**TASK TO COMPLETE**
Each entry needs to be restated exactly as written.

═══ DATA SHOWN ═══

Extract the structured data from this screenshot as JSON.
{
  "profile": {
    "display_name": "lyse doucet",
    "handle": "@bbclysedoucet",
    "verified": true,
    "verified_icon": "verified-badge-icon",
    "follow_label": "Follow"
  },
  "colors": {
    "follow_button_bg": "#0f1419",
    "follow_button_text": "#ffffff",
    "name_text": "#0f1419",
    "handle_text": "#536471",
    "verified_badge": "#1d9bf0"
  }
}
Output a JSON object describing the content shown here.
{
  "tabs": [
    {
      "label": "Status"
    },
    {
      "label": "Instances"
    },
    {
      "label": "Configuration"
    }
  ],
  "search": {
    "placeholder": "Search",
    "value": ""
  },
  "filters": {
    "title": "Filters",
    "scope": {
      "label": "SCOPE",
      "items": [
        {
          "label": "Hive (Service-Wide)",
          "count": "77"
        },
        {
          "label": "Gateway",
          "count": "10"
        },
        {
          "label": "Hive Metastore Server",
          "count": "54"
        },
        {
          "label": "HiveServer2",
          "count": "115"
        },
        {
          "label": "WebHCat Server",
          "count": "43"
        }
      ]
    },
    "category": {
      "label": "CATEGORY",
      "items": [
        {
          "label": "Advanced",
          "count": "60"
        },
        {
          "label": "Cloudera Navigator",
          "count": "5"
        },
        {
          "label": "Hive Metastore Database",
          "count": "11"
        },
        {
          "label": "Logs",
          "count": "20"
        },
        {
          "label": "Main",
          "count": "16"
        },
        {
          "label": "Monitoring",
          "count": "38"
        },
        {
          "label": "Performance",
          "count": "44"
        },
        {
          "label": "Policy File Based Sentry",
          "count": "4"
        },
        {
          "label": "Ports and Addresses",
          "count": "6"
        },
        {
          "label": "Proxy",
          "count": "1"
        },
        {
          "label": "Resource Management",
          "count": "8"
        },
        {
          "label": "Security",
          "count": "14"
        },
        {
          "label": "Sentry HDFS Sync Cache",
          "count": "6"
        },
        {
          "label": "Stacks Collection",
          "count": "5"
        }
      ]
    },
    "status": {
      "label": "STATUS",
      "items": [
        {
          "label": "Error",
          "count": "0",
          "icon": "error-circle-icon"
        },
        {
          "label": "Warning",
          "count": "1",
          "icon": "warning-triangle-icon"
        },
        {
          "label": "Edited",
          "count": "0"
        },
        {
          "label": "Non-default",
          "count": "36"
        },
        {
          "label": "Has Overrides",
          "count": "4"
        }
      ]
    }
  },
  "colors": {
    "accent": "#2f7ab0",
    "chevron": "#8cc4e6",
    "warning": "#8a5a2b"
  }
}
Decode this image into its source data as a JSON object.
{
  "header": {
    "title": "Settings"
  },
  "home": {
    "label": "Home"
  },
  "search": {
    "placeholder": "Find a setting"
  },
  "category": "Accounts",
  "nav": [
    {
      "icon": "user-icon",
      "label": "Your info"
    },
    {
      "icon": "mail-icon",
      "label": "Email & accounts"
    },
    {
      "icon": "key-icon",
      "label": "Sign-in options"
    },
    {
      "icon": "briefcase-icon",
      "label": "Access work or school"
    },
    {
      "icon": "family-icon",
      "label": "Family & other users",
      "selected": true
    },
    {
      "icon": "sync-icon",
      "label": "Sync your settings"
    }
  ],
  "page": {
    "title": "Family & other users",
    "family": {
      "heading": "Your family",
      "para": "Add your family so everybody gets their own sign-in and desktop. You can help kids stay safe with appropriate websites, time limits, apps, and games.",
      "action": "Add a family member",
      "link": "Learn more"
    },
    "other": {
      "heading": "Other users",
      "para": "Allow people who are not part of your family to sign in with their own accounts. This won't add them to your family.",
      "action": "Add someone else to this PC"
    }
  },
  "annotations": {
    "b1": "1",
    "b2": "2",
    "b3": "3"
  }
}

═══

**ANSWER**
Extract the structured data from this screenshot as JSON.
{
  "profile": {
    "display_name": "lyse doucet",
    "handle": "@bbclysedoucet",
    "verified": true,
    "verified_icon": "verified-badge-icon",
    "follow_label": "Follow"
  },
  "colors": {
    "follow_button_bg": "#0f1419",
    "follow_button_text": "#ffffff",
    "name_text": "#0f1419",
    "handle_text": "#536471",
    "verified_badge": "#1d9bf0"
  }
}
Output a JSON object describing the content shown here.
{
  "tabs": [
    {
      "label": "Status"
    },
    {
      "label": "Instances"
    },
    {
      "label": "Configuration"
    }
  ],
  "search": {
    "placeholder": "Search",
    "value": ""
  },
  "filters": {
    "title": "Filters",
    "scope": {
      "label": "SCOPE",
      "items": [
        {
          "label": "Hive (Service-Wide)",
          "count": "77"
        },
        {
          "label": "Gateway",
          "count": "10"
        },
        {
          "label": "Hive Metastore Server",
          "count": "54"
        },
        {
          "label": "HiveServer2",
          "count": "115"
        },
        {
          "label": "WebHCat Server",
          "count": "43"
        }
      ]
    },
    "category": {
      "label": "CATEGORY",
      "items": [
        {
          "label": "Advanced",
          "count": "60"
        },
        {
          "label": "Cloudera Navigator",
          "count": "5"
        },
        {
          "label": "Hive Metastore Database",
          "count": "11"
        },
        {
          "label": "Logs",
          "count": "20"
        },
        {
          "label": "Main",
          "count": "16"
        },
        {
          "label": "Monitoring",
          "count": "38"
        },
        {
          "label": "Performance",
          "count": "44"
        },
        {
          "label": "Policy File Based Sentry",
          "count": "4"
        },
        {
          "label": "Ports and Addresses",
          "count": "6"
        },
        {
          "label": "Proxy",
          "count": "1"
        },
        {
          "label": "Resource Management",
          "count": "8"
        },
        {
          "label": "Security",
          "count": "14"
        },
        {
          "label": "Sentry HDFS Sync Cache",
          "count": "6"
        },
        {
          "label": "Stacks Collection",
          "count": "5"
        }
      ]
    },
    "status": {
      "label": "STATUS",
      "items": [
        {
          "label": "Error",
          "count": "0",
          "icon": "error-circle-icon"
        },
        {
          "label": "Warning",
          "count": "1",
          "icon": "warning-triangle-icon"
        },
        {
          "label": "Edited",
          "count": "0"
        },
        {
          "label": "Non-default",
          "count": "36"
        },
        {
          "label": "Has Overrides",
          "count": "4"
        }
      ]
    }
  },
  "colors": {
    "accent": "#2f7ab0",
    "chevron": "#8cc4e6",
    "warning": "#8a5a2b"
  }
}
Decode this image into its source data as a JSON object.
{
  "header": {
    "title": "Settings"
  },
  "home": {
    "label": "Home"
  },
  "search": {
    "placeholder": "Find a setting"
  },
  "category": "Accounts",
  "nav": [
    {
      "icon": "user-icon",
      "label": "Your info"
    },
    {
      "icon": "mail-icon",
      "label": "Email & accounts"
    },
    {
      "icon": "key-icon",
      "label": "Sign-in options"
    },
    {
      "icon": "briefcase-icon",
      "label": "Access work or school"
    },
    {
      "icon": "family-icon",
      "label": "Family & other users",
      "selected": true
    },
    {
      "icon": "sync-icon",
      "label": "Sync your settings"
    }
  ],
  "page": {
    "title": "Family & other users",
    "family": {
      "heading": "Your family",
      "para": "Add your family so everybody gets their own sign-in and desktop. You can help kids stay safe with appropriate websites, time limits, apps, and games.",
      "action": "Add a family member",
      "link": "Learn more"
    },
    "other": {
      "heading": "Other users",
      "para": "Allow people who are not part of your family to sign in with their own accounts. This won't add them to your family.",
      "action": "Add someone else to this PC"
    }
  },
  "annotations": {
    "b1": "1",
    "b2": "2",
    "b3": "3"
  }
}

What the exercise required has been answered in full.